From the entries that follow, list every line in which the string "Database" appears.

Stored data
====
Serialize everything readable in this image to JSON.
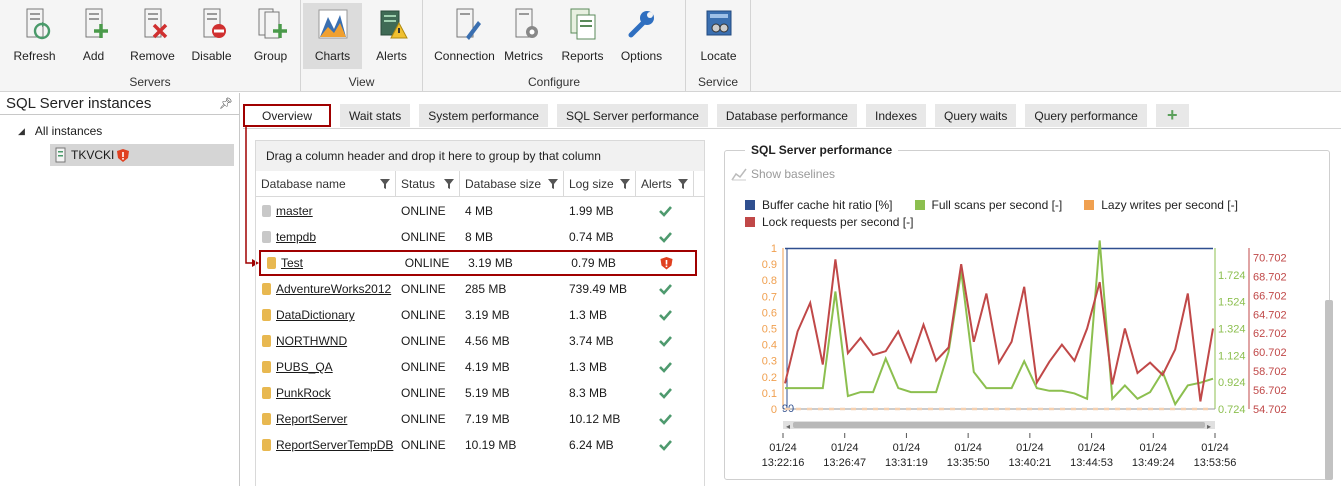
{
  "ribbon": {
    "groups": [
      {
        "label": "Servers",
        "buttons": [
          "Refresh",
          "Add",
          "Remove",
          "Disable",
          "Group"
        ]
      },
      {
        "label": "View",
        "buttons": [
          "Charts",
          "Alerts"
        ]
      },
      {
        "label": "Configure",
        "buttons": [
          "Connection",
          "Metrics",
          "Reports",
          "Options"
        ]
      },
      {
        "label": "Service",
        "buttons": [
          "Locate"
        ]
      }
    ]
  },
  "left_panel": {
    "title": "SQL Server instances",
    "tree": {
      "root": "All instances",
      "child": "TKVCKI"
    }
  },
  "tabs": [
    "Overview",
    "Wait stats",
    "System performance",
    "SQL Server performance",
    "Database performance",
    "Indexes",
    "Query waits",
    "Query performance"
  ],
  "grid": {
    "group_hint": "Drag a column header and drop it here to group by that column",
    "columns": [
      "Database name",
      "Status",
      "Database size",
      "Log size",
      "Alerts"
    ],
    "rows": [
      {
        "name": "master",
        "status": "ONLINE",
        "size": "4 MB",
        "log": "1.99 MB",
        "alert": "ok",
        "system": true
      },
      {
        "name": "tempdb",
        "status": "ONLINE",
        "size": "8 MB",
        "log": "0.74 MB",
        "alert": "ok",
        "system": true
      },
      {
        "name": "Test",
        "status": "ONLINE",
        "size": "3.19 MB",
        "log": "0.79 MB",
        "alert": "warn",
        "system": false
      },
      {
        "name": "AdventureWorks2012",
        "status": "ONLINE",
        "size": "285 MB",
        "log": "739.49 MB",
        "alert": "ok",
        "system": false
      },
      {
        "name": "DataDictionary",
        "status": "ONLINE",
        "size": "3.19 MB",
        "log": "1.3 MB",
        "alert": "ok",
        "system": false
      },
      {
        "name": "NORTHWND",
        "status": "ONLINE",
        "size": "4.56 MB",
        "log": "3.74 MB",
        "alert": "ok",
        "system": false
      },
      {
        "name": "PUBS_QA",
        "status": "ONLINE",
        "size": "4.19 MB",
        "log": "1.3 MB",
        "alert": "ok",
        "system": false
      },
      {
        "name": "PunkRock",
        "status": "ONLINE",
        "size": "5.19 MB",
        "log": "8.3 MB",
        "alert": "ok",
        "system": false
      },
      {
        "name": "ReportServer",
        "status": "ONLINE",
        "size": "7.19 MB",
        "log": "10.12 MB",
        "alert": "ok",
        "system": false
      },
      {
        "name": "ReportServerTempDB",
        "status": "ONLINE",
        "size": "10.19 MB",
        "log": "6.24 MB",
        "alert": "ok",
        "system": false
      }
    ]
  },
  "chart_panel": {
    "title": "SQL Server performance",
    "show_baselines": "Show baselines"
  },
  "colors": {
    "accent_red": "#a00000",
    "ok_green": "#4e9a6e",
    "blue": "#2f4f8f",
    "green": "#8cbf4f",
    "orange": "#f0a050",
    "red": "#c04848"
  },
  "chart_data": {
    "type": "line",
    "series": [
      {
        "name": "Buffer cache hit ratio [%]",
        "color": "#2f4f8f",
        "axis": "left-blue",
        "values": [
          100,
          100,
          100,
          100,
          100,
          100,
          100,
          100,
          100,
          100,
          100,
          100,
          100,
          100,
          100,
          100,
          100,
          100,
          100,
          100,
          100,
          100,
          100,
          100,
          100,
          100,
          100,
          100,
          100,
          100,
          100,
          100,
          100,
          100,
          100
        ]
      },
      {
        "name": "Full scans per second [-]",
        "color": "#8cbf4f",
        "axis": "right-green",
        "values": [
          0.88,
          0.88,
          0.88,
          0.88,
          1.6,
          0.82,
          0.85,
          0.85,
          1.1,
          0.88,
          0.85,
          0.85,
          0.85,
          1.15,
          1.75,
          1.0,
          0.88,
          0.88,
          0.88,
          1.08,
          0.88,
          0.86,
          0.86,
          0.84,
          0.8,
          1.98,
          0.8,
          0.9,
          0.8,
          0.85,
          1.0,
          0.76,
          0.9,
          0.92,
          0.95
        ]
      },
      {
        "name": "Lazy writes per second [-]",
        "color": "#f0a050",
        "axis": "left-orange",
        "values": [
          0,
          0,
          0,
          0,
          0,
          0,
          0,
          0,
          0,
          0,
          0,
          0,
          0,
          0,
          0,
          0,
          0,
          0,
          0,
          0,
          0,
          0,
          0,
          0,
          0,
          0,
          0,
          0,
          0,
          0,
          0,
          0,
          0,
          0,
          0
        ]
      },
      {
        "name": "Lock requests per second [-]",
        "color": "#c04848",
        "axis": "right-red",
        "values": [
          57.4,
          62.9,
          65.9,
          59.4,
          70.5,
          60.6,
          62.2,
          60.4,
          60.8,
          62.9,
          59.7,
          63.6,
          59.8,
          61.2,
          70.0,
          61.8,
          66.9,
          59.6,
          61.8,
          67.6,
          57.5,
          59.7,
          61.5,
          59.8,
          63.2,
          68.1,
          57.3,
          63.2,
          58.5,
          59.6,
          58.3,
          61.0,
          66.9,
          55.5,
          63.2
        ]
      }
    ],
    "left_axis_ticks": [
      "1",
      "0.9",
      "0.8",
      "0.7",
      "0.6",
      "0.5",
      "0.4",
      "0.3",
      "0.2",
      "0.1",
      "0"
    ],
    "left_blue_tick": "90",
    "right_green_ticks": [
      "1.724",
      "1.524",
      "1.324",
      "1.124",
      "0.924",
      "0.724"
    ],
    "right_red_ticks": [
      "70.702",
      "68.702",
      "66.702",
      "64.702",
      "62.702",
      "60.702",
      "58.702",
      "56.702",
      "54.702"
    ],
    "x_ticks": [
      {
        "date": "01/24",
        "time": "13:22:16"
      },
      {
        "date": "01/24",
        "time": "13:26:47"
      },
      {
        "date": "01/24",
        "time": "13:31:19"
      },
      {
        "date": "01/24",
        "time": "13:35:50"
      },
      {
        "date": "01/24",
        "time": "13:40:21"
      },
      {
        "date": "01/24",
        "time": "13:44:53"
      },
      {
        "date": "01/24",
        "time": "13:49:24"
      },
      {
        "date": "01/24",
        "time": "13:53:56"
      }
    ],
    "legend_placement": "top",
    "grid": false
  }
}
====
> OUTPUT FOR THIS TASK:
    "Database performance",
      "Database name",
      "Database size",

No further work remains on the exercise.